(Exercise):
Restate the full set of records exactly, word for word.

####

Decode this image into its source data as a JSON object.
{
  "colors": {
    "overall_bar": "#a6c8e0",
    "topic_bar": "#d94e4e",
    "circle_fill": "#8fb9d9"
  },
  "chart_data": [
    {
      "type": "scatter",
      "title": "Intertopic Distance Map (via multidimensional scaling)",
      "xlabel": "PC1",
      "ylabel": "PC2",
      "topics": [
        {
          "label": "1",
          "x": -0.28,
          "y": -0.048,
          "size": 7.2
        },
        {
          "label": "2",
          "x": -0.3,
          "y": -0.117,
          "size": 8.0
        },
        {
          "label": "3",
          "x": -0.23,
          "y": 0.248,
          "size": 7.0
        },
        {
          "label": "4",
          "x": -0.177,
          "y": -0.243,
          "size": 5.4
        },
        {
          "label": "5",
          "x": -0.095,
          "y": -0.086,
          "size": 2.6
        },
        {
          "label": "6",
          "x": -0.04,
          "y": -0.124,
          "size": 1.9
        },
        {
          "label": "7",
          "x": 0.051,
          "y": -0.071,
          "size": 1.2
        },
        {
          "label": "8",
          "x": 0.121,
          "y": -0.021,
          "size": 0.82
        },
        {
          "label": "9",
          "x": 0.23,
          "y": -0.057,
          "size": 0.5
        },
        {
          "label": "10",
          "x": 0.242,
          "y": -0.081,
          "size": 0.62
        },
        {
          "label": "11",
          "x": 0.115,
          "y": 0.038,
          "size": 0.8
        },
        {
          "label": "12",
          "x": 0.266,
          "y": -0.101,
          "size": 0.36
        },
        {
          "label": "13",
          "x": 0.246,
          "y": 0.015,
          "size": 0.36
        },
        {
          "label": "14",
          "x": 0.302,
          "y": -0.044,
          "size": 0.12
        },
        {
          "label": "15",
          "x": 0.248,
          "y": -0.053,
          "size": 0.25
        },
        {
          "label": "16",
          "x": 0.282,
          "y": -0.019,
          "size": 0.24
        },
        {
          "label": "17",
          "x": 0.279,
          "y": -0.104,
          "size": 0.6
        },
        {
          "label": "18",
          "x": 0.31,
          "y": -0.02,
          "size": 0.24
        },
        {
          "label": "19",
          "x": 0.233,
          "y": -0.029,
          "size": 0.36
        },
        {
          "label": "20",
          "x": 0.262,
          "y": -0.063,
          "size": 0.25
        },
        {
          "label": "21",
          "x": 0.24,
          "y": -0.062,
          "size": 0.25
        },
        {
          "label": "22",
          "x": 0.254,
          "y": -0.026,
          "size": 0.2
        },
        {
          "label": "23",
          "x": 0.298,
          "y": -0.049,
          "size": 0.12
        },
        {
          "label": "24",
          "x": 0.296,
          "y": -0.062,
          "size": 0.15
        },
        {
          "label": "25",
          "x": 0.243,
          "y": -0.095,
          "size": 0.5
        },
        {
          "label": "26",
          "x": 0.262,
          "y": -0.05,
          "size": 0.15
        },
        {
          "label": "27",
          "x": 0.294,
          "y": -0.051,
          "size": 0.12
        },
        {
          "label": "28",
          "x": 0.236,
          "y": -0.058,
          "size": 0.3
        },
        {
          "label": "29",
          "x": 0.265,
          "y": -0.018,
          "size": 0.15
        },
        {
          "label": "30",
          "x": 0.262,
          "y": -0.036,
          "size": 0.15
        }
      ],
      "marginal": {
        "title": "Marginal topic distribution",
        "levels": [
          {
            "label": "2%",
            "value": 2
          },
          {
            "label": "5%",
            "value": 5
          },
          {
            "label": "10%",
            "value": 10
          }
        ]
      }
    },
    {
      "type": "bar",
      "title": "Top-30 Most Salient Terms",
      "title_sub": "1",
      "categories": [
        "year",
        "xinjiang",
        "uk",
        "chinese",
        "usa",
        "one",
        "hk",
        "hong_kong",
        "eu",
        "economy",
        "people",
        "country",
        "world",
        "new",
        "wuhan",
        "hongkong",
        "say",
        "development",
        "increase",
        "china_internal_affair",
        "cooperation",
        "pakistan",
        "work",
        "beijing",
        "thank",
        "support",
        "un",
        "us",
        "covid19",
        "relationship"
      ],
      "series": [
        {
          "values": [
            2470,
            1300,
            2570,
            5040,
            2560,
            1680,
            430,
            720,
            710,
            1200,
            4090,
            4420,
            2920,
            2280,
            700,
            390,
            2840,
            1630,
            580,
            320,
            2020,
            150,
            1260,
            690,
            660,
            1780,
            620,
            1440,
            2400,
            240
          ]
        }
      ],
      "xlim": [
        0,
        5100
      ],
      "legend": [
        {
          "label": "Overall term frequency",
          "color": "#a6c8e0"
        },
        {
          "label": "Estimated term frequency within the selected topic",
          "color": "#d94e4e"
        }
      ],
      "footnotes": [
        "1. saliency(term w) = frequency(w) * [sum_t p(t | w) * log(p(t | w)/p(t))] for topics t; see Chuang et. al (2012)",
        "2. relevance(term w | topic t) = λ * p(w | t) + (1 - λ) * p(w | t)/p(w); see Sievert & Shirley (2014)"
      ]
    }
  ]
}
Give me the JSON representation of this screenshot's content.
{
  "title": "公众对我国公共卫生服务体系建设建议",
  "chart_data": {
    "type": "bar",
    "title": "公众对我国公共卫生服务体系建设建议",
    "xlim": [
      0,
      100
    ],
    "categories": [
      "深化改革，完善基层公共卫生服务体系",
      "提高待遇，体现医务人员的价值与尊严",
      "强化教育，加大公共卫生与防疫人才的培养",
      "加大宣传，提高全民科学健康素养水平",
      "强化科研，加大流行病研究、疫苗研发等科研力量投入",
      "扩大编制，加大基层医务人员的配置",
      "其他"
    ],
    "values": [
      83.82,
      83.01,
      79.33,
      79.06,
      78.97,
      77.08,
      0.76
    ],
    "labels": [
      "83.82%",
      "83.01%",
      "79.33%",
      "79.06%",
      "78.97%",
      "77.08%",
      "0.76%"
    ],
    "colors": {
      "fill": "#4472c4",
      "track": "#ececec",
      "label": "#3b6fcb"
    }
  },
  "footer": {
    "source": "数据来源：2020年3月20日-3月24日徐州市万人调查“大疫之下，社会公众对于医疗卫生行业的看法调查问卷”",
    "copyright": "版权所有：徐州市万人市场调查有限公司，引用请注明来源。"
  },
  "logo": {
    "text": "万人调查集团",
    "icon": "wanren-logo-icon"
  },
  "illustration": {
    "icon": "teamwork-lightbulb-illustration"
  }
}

####

(Written reply):
Decode this image into its source data as a JSON object.
{
  "colors": {
    "overall_bar": "#a6c8e0",
    "topic_bar": "#d94e4e",
    "circle_fill": "#8fb9d9"
  },
  "chart_data": [
    {
      "type": "scatter",
      "title": "Intertopic Distance Map (via multidimensional scaling)",
      "xlabel": "PC1",
      "ylabel": "PC2",
      "topics": [
        {
          "label": "1",
          "x": -0.28,
          "y": -0.048,
          "size": 7.2
        },
        {
          "label": "2",
          "x": -0.3,
          "y": -0.117,
          "size": 8.0
        },
        {
          "label": "3",
          "x": -0.23,
          "y": 0.248,
          "size": 7.0
        },
        {
          "label": "4",
          "x": -0.177,
          "y": -0.243,
          "size": 5.4
        },
        {
          "label": "5",
          "x": -0.095,
          "y": -0.086,
          "size": 2.6
        },
        {
          "label": "6",
          "x": -0.04,
          "y": -0.124,
          "size": 1.9
        },
        {
          "label": "7",
          "x": 0.051,
          "y": -0.071,
          "size": 1.2
        },
        {
          "label": "8",
          "x": 0.121,
          "y": -0.021,
          "size": 0.82
        },
        {
          "label": "9",
          "x": 0.23,
          "y": -0.057,
          "size": 0.5
        },
        {
          "label": "10",
          "x": 0.242,
          "y": -0.081,
          "size": 0.62
        },
        {
          "label": "11",
          "x": 0.115,
          "y": 0.038,
          "size": 0.8
        },
        {
          "label": "12",
          "x": 0.266,
          "y": -0.101,
          "size": 0.36
        },
        {
          "label": "13",
          "x": 0.246,
          "y": 0.015,
          "size": 0.36
        },
        {
          "label": "14",
          "x": 0.302,
          "y": -0.044,
          "size": 0.12
        },
        {
          "label": "15",
          "x": 0.248,
          "y": -0.053,
          "size": 0.25
        },
        {
          "label": "16",
          "x": 0.282,
          "y": -0.019,
          "size": 0.24
        },
        {
          "label": "17",
          "x": 0.279,
          "y": -0.104,
          "size": 0.6
        },
        {
          "label": "18",
          "x": 0.31,
          "y": -0.02,
          "size": 0.24
        },
        {
          "label": "19",
          "x": 0.233,
          "y": -0.029,
          "size": 0.36
        },
        {
          "label": "20",
          "x": 0.262,
          "y": -0.063,
          "size": 0.25
        },
        {
          "label": "21",
          "x": 0.24,
          "y": -0.062,
          "size": 0.25
        },
        {
          "label": "22",
          "x": 0.254,
          "y": -0.026,
          "size": 0.2
        },
        {
          "label": "23",
          "x": 0.298,
          "y": -0.049,
          "size": 0.12
        },
        {
          "label": "24",
          "x": 0.296,
          "y": -0.062,
          "size": 0.15
        },
        {
          "label": "25",
          "x": 0.243,
          "y": -0.095,
          "size": 0.5
        },
        {
          "label": "26",
          "x": 0.262,
          "y": -0.05,
          "size": 0.15
        },
        {
          "label": "27",
          "x": 0.294,
          "y": -0.051,
          "size": 0.12
        },
        {
          "label": "28",
          "x": 0.236,
          "y": -0.058,
          "size": 0.3
        },
        {
          "label": "29",
          "x": 0.265,
          "y": -0.018,
          "size": 0.15
        },
        {
          "label": "30",
          "x": 0.262,
          "y": -0.036,
          "size": 0.15
        }
      ],
      "marginal": {
        "title": "Marginal topic distribution",
        "levels": [
          {
            "label": "2%",
            "value": 2
          },
          {
            "label": "5%",
            "value": 5
          },
          {
            "label": "10%",
            "value": 10
          }
        ]
      }
    },
    {
      "type": "bar",
      "title": "Top-30 Most Salient Terms",
      "title_sub": "1",
      "categories": [
        "year",
        "xinjiang",
        "uk",
        "chinese",
        "usa",
        "one",
        "hk",
        "hong_kong",
        "eu",
        "economy",
        "people",
        "country",
        "world",
        "new",
        "wuhan",
        "hongkong",
        "say",
        "development",
        "increase",
        "china_internal_affair",
        "cooperation",
        "pakistan",
        "work",
        "beijing",
        "thank",
        "support",
        "un",
        "us",
        "covid19",
        "relationship"
      ],
      "series": [
        {
          "values": [
            2470,
            1300,
            2570,
            5040,
            2560,
            1680,
            430,
            720,
            710,
            1200,
            4090,
            4420,
            2920,
            2280,
            700,
            390,
            2840,
            1630,
            580,
            320,
            2020,
            150,
            1260,
            690,
            660,
            1780,
            620,
            1440,
            2400,
            240
          ]
        }
      ],
      "xlim": [
        0,
        5100
      ],
      "legend": [
        {
          "label": "Overall term frequency",
          "color": "#a6c8e0"
        },
        {
          "label": "Estimated term frequency within the selected topic",
          "color": "#d94e4e"
        }
      ],
      "footnotes": [
        "1. saliency(term w) = frequency(w) * [sum_t p(t | w) * log(p(t | w)/p(t))] for topics t; see Chuang et. al (2012)",
        "2. relevance(term w | topic t) = λ * p(w | t) + (1 - λ) * p(w | t)/p(w); see Sievert & Shirley (2014)"
      ]
    }
  ]
}
Give me the JSON representation of this screenshot's content.
{
  "title": "公众对我国公共卫生服务体系建设建议",
  "chart_data": {
    "type": "bar",
    "title": "公众对我国公共卫生服务体系建设建议",
    "xlim": [
      0,
      100
    ],
    "categories": [
      "深化改革，完善基层公共卫生服务体系",
      "提高待遇，体现医务人员的价值与尊严",
      "强化教育，加大公共卫生与防疫人才的培养",
      "加大宣传，提高全民科学健康素养水平",
      "强化科研，加大流行病研究、疫苗研发等科研力量投入",
      "扩大编制，加大基层医务人员的配置",
      "其他"
    ],
    "values": [
      83.82,
      83.01,
      79.33,
      79.06,
      78.97,
      77.08,
      0.76
    ],
    "labels": [
      "83.82%",
      "83.01%",
      "79.33%",
      "79.06%",
      "78.97%",
      "77.08%",
      "0.76%"
    ],
    "colors": {
      "fill": "#4472c4",
      "track": "#ececec",
      "label": "#3b6fcb"
    }
  },
  "footer": {
    "source": "数据来源：2020年3月20日-3月24日徐州市万人调查“大疫之下，社会公众对于医疗卫生行业的看法调查问卷”",
    "copyright": "版权所有：徐州市万人市场调查有限公司，引用请注明来源。"
  },
  "logo": {
    "text": "万人调查集团",
    "icon": "wanren-logo-icon"
  },
  "illustration": {
    "icon": "teamwork-lightbulb-illustration"
  }
}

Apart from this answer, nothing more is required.